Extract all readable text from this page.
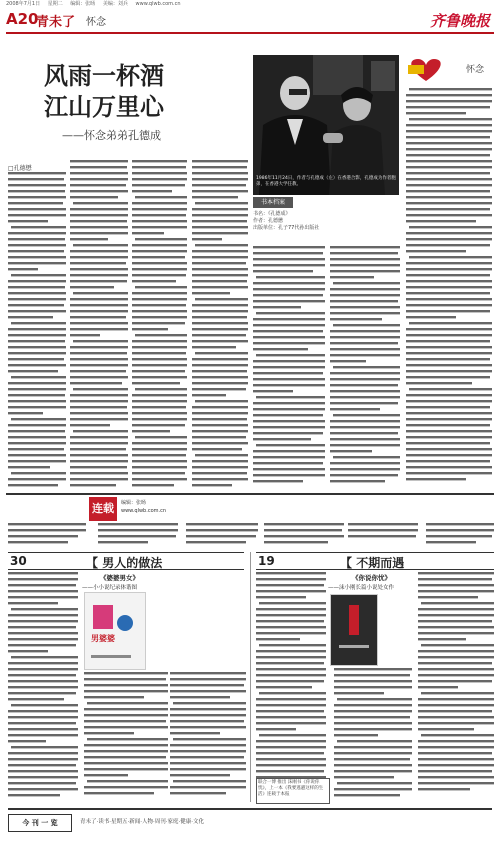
2008年7月1日 星期二 编辑：张旸 美编：刘兵 www.qlwb.com.cn
A20
青未了 怀念	齐鲁晚报
风雨一杯酒
江山万里心
——怀念弟弟孔德成
□孔德懋
1986年11月24日，作者与孔德成（左）在香港合影，孔德成为作者胞弟，在香港大学任教。
书本档案
书名：《孔德成》
作者：孔德懋
出版单位：孔子77代孙出版社
怀念
连载	编辑：张旸
www.qlwb.com.cn
30	【 男人的做法
《婆婆男女》
——小小说纪录体谐图
男婆婆
19	【 不期而遇
《你说你忧》
——沫小刚长篇小说处女作
联合一博 推出 沫刚书《你说你忧》，上一本《我要逃避这样的生活》连载于本报
今 刊 一 览	青未了·读书·星期五·新闻·人物·周刊·家庭·健康·文化
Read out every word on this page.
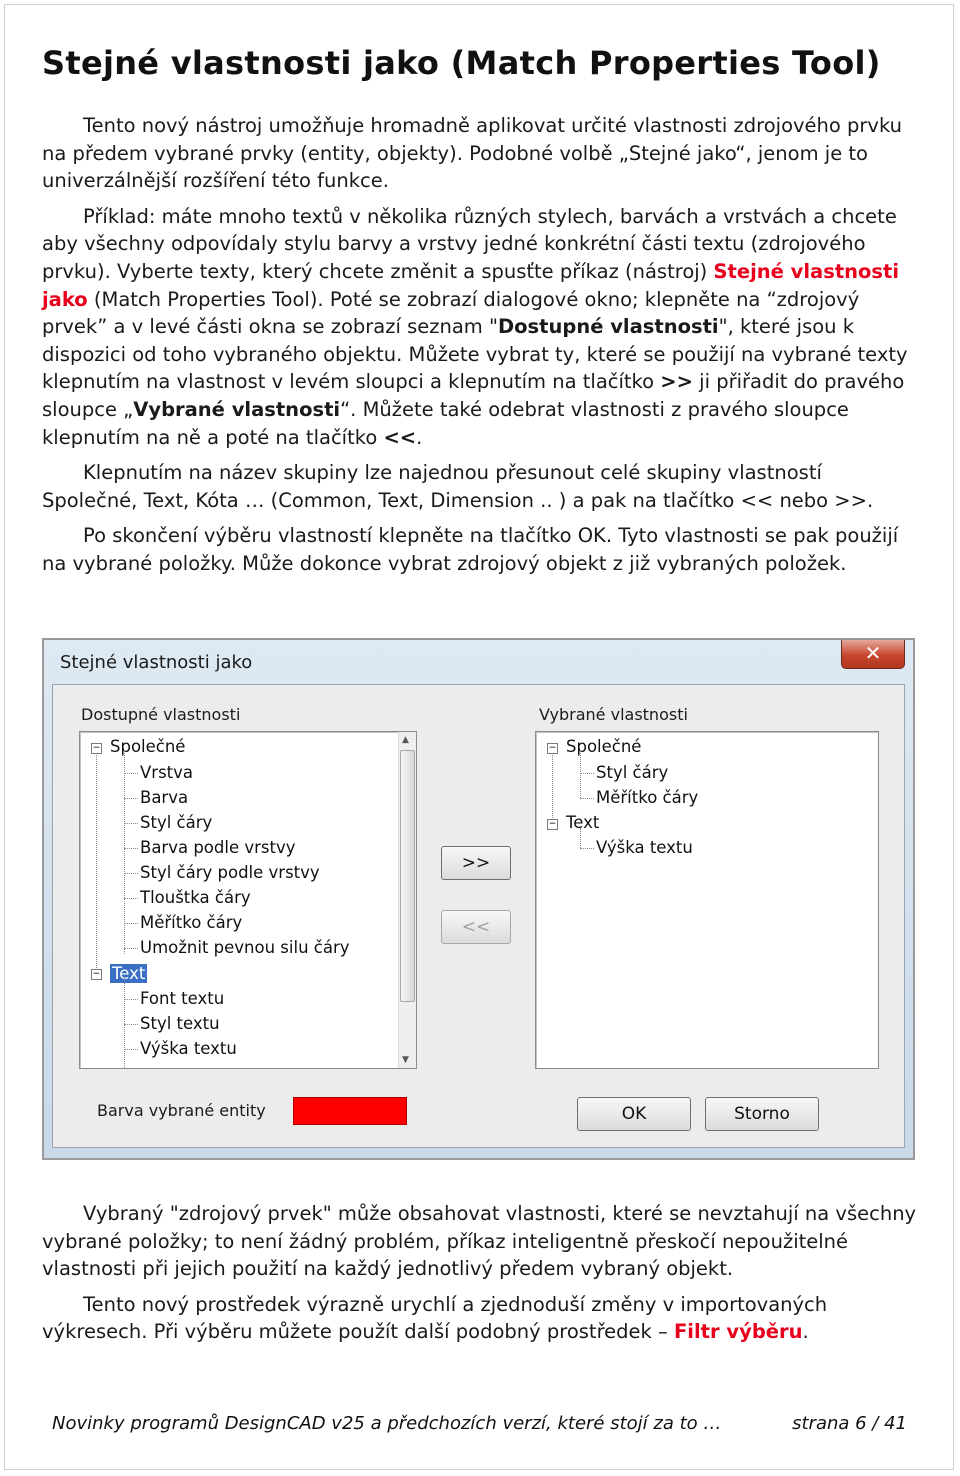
Stejné vlastnosti jako (Match Properties Tool)

Tento nový nástroj umožňuje hromadně aplikovat určité vlastnosti zdrojového prvku na předem vybrané prvky (entity, objekty). Podobné volbě „Stejné jako“, jenom je to univerzálnější rozšíření této funkce.

Příklad: máte mnoho textů v několika různých stylech, barvách a vrstvách a chcete aby všechny odpovídaly stylu barvy a vrstvy jedné konkrétní části textu (zdrojového prvku). Vyberte texty, který chcete změnit a spusťte příkaz (nástroj) Stejné vlastnosti jako (Match Properties Tool). Poté se zobrazí dialogové okno; klepněte na “zdrojový prvek” a v levé části okna se zobrazí seznam "Dostupné vlastnosti", které jsou k dispozici od toho vybraného objektu. Můžete vybrat ty, které se použijí na vybrané texty klepnutím na vlastnost v levém sloupci a klepnutím na tlačítko >> ji přiřadit do pravého sloupce „Vybrané vlastnosti“. Můžete také odebrat vlastnosti z pravého sloupce klepnutím na ně a poté na tlačítko <<.

Klepnutím na název skupiny lze najednou přesunout celé skupiny vlastností Společné, Text, Kóta … (Common, Text, Dimension .. ) a pak na tlačítko << nebo >>.

Po skončení výběru vlastností klepněte na tlačítko OK. Tyto vlastnosti se pak použijí na vybrané položky. Může dokonce vybrat zdrojový objekt z již vybraných položek.

Stejné vlastnosti jako	✕
Dostupné vlastnosti	Vybrané vlastnosti
− Společné
Vrstva
Barva
Styl čáry
Barva podle vrstvy
Styl čáry podle vrstvy
Tlouštka čáry
Měřítko čáry
Umožnit pevnou silu čáry
− Text
Font textu
Styl textu
Výška textu
▲
▼
>>
<<
− Společné
Styl čáry
Měřítko čáry
− Text
Výška textu
Barva vybrané entity	OK	Storno

Vybraný "zdrojový prvek" může obsahovat vlastnosti, které se nevztahují na všechny vybrané položky; to není žádný problém, příkaz inteligentně přeskočí nepoužitelné vlastnosti při jejich použití na každý jednotlivý předem vybraný objekt.

Tento nový prostředek výrazně urychlí a zjednoduší změny v importovaných výkresech. Při výběru můžete použít další podobný prostředek – Filtr výběru.

Novinky programů DesignCAD v25 a předchozích verzí, které stojí za to …	strana 6 / 41
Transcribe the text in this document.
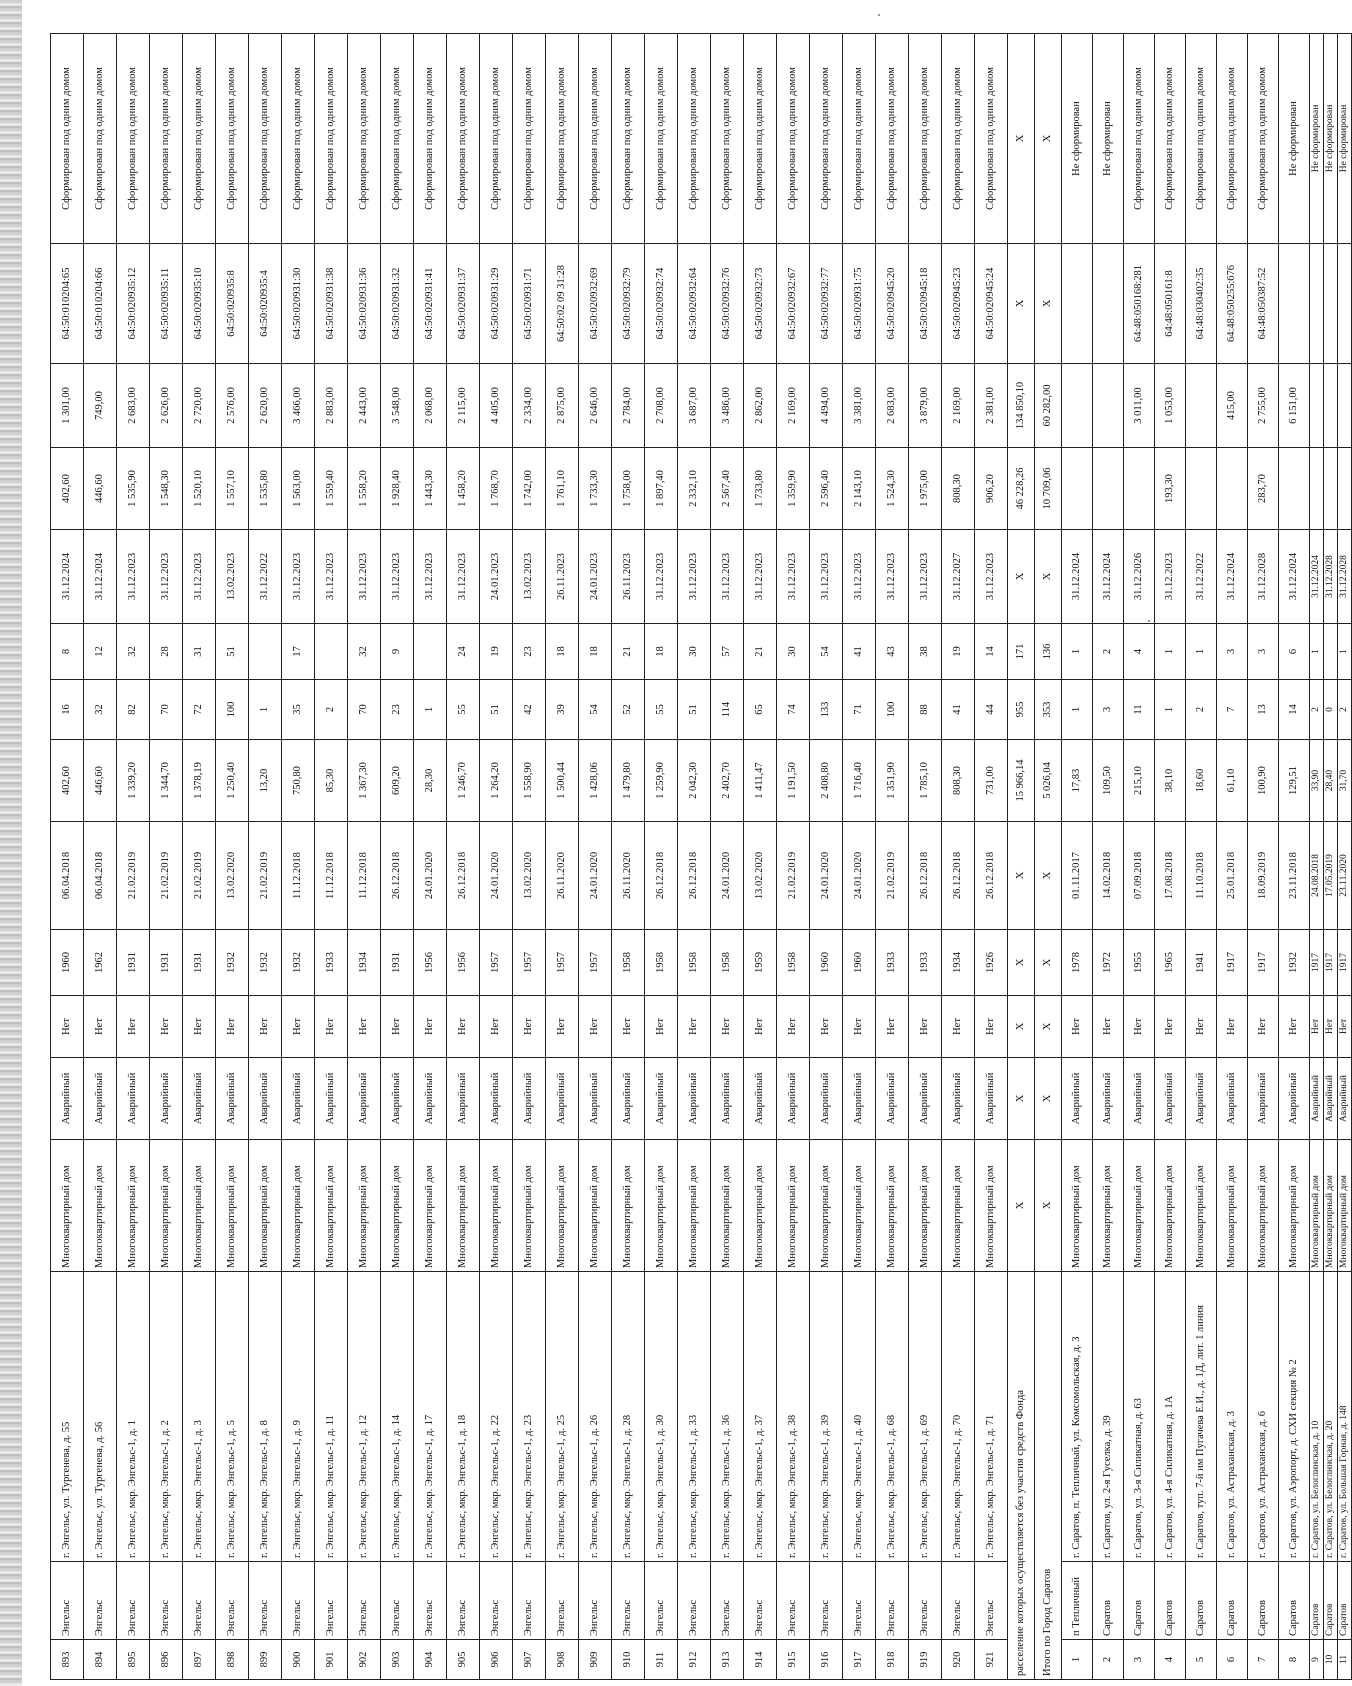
893	Энгельс	г. Энгельс, ул. Тургенева, д. 55	Многоквартирный дом	Аварийный	Нет	1960	06.04.2018	402,60	16	8	31.12.2024	402,60	1 301,00	64:50:010204:65	Сформирован под одним домом
894	Энгельс	г. Энгельс, ул. Тургенева, д. 56	Многоквартирный дом	Аварийный	Нет	1962	06.04.2018	446,60	32	12	31.12.2024	446,60	749,00	64:50:010204:66	Сформирован под одним домом
895	Энгельс	г. Энгельс, мкр. Энгельс-1, д. 1	Многоквартирный дом	Аварийный	Нет	1931	21.02.2019	1 339,20	82	32	31.12.2023	1 535,90	2 683,00	64:50:020935:12	Сформирован под одним домом
896	Энгельс	г. Энгельс, мкр. Энгельс-1, д. 2	Многоквартирный дом	Аварийный	Нет	1931	21.02.2019	1 344,70	70	28	31.12.2023	1 548,30	2 626,00	64:50:020935:11	Сформирован под одним домом
897	Энгельс	г. Энгельс, мкр. Энгельс-1, д. 3	Многоквартирный дом	Аварийный	Нет	1931	21.02.2019	1 378,19	72	31	31.12.2023	1 520,10	2 720,00	64:50:020935:10	Сформирован под одним домом
898	Энгельс	г. Энгельс, мкр. Энгельс-1, д. 5	Многоквартирный дом	Аварийный	Нет	1932	13.02.2020	1 250,40	100	51	13.02.2023	1 557,10	2 576,00	64:50:020935:8	Сформирован под одним домом
899	Энгельс	г. Энгельс, мкр. Энгельс-1, д. 8	Многоквартирный дом	Аварийный	Нет	1932	21.02.2019	13,20	1		31.12.2022	1 535,80	2 620,00	64:50:020935:4	Сформирован под одним домом
900	Энгельс	г. Энгельс, мкр. Энгельс-1, д. 9	Многоквартирный дом	Аварийный	Нет	1932	11.12.2018	750,80	35	17	31.12.2023	1 563,00	3 466,00	64:50:020931:30	Сформирован под одним домом
901	Энгельс	г. Энгельс, мкр. Энгельс-1, д. 11	Многоквартирный дом	Аварийный	Нет	1933	11.12.2018	85,30	2		31.12.2023	1 559,40	2 883,00	64:50:020931:38	Сформирован под одним домом
902	Энгельс	г. Энгельс, мкр. Энгельс-1, д. 12	Многоквартирный дом	Аварийный	Нет	1934	11.12.2018	1 367,30	70	32	31.12.2023	1 558,20	2 443,00	64:50:020931:36	Сформирован под одним домом
903	Энгельс	г. Энгельс, мкр. Энгельс-1, д. 14	Многоквартирный дом	Аварийный	Нет	1931	26.12.2018	609,20	23	9	31.12.2023	1 928,40	3 548,00	64:50:020931:32	Сформирован под одним домом
904	Энгельс	г. Энгельс, мкр. Энгельс-1, д. 17	Многоквартирный дом	Аварийный	Нет	1956	24.01.2020	28,30	1		31.12.2023	1 443,30	2 068,00	64:50:020931:41	Сформирован под одним домом
905	Энгельс	г. Энгельс, мкр. Энгельс-1, д. 18	Многоквартирный дом	Аварийный	Нет	1956	26.12.2018	1 246,70	55	24	31.12.2023	1 458,20	2 115,00	64:50:020931:37	Сформирован под одним домом
906	Энгельс	г. Энгельс, мкр. Энгельс-1, д. 22	Многоквартирный дом	Аварийный	Нет	1957	24.01.2020	1 264,20	51	19	24.01.2023	1 768,70	4 405,00	64:50:020931:29	Сформирован под одним домом
907	Энгельс	г. Энгельс, мкр. Энгельс-1, д. 23	Многоквартирный дом	Аварийный	Нет	1957	13.02.2020	1 558,90	42	23	13.02.2023	1 742,00	2 334,00	64:50:020931:71	Сформирован под одним домом
908	Энгельс	г. Энгельс, мкр. Энгельс-1, д. 25	Многоквартирный дом	Аварийный	Нет	1957	26.11.2020	1 500,44	39	18	26.11.2023	1 761,10	2 875,00	64:50:02 09 31:28	Сформирован под одним домом
909	Энгельс	г. Энгельс, мкр. Энгельс-1, д. 26	Многоквартирный дом	Аварийный	Нет	1957	24.01.2020	1 428,06	54	18	24.01.2023	1 733,30	2 646,00	64:50:020932:69	Сформирован под одним домом
910	Энгельс	г. Энгельс, мкр. Энгельс-1, д. 28	Многоквартирный дом	Аварийный	Нет	1958	26.11.2020	1 479,80	52	21	26.11.2023	1 758,00	2 784,00	64:50:020932:79	Сформирован под одним домом
911	Энгельс	г. Энгельс, мкр. Энгельс-1, д. 30	Многоквартирный дом	Аварийный	Нет	1958	26.12.2018	1 259,90	55	18	31.12.2023	1 897,40	2 708,00	64:50:020932:74	Сформирован под одним домом
912	Энгельс	г. Энгельс, мкр. Энгельс-1, д. 33	Многоквартирный дом	Аварийный	Нет	1958	26.12.2018	2 042,30	51	30	31.12.2023	2 332,10	3 687,00	64:50:020932:64	Сформирован под одним домом
913	Энгельс	г. Энгельс, мкр. Энгельс-1, д. 36	Многоквартирный дом	Аварийный	Нет	1958	24.01.2020	2 402,70	114	57	31.12.2023	2 567,40	3 486,00	64:50:020932:76	Сформирован под одним домом
914	Энгельс	г. Энгельс, мкр. Энгельс-1, д. 37	Многоквартирный дом	Аварийный	Нет	1959	13.02.2020	1 411,47	65	21	31.12.2023	1 733,80	2 862,00	64:50:020932:73	Сформирован под одним домом
915	Энгельс	г. Энгельс, мкр. Энгельс-1, д. 38	Многоквартирный дом	Аварийный	Нет	1958	21.02.2019	1 191,50	74	30	31.12.2023	1 359,90	2 169,00	64:50:020932:67	Сформирован под одним домом
916	Энгельс	г. Энгельс, мкр. Энгельс-1, д. 39	Многоквартирный дом	Аварийный	Нет	1960	24.01.2020	2 408,80	133	54	31.12.2023	2 596,40	4 494,00	64:50:020932:77	Сформирован под одним домом
917	Энгельс	г. Энгельс, мкр. Энгельс-1, д. 40	Многоквартирный дом	Аварийный	Нет	1960	24.01.2020	1 716,40	71	41	31.12.2023	2 143,10	3 381,00	64:50:020931:75	Сформирован под одним домом
918	Энгельс	г. Энгельс, мкр. Энгельс-1, д. 68	Многоквартирный дом	Аварийный	Нет	1933	21.02.2019	1 351,90	100	43	31.12.2023	1 524,30	2 683,00	64:50:020945:20	Сформирован под одним домом
919	Энгельс	г. Энгельс, мкр. Энгельс-1, д. 69	Многоквартирный дом	Аварийный	Нет	1933	26.12.2018	1 785,10	88	38	31.12.2023	1 975,00	3 879,00	64:50:020945:18	Сформирован под одним домом
920	Энгельс	г. Энгельс, мкр. Энгельс-1, д. 70	Многоквартирный дом	Аварийный	Нет	1934	26.12.2018	808,30	41	19	31.12.2027	808,30	2 169,00	64:50:020945:23	Сформирован под одним домом
921	Энгельс	г. Энгельс, мкр. Энгельс-1, д. 71	Многоквартирный дом	Аварийный	Нет	1926	26.12.2018	731,00	44	14	31.12.2023	906,20	2 381,00	64:50:020945:24	Сформирован под одним домом
расселение которых осуществляется без участия средств Фонда			X	X	X	X	X	15 966,14	955	171	X	46 228,26	134 850,10	X	X
Итого по Город Саратов			X	X	X	X	X	5 026,04	353	136	X	10 709,06	60 282,00	X	X
1	п Тепличный	г. Саратов, п. Тепличный, ул. Комсомольская, д. 3	Многоквартирный дом	Аварийный	Нет	1978	01.11.2017	17,83	1	1	31.12.2024				Не сформирован
2	Саратов	г. Саратов, ул. 2-я Гуселка, д. 39	Многоквартирный дом	Аварийный	Нет	1972	14.02.2018	109,50	3	2	31.12.2024				Не сформирован
3	Саратов	г. Саратов, ул. 3-я Силикатная, д. 63	Многоквартирный дом	Аварийный	Нет	1955	07.09.2018	215,10	11	4	31.12.2026		3 011,00	64:48:050168:281	Сформирован под одним домом
4	Саратов	г. Саратов, ул. 4-я Силикатная, д. 1А	Многоквартирный дом	Аварийный	Нет	1965	17.08.2018	38,10	1	1	31.12.2023	193,30	1 053,00	64:48:050161:8	Сформирован под одним домом
5	Саратов	г. Саратов, туп. 7-й им Пугачева Е.И., д. 1Д, лит. 1 линия	Многоквартирный дом	Аварийный	Нет	1941	11.10.2018	18,60	2	1	31.12.2022			64:48:030402:35	Сформирован под одним домом
6	Саратов	г. Саратов, ул. Астраханская, д. 3	Многоквартирный дом	Аварийный	Нет	1917	25.01.2018	61,10	7	3	31.12.2024		415,00	64:48:050255:676	Сформирован под одним домом
7	Саратов	г. Саратов, ул. Астраханская, д. 6	Многоквартирный дом	Аварийный	Нет	1917	18.09.2019	100,90	13	3	31.12.2028	283,70	2 755,00	64:48:050387:52	Сформирован под одним домом
8	Саратов	г. Саратов, ул. Аэропорт, д. СХИ секция № 2	Многоквартирный дом	Аварийный	Нет	1932	23.11.2018	129,51	14	6	31.12.2024		6 151,00		Не сформирован
9	Саратов	г. Саратов, ул. Белоглинская, д. 10	Многоквартирный дом	Аварийный	Нет	1917	24.08.2018	33,90	2	1	31.12.2024				Не сформирован
10	Саратов	г. Саратов, ул. Белоглинская, д. 20	Многоквартирный дом	Аварийный	Нет	1917	17.05.2019	28,40	0		31.12.2028				Не сформирован
11	Саратов	г. Саратов, ул. Большая Горная, д. 148	Многоквартирный дом	Аварийный	Нет	1917	23.11.2020	31,70	2	1	31.12.2028				Не сформирован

## What is expected
Copy out every line that includes the word "podle".

## Worked answer
Barva podle vrstvy
Styl čáry podle vrstvy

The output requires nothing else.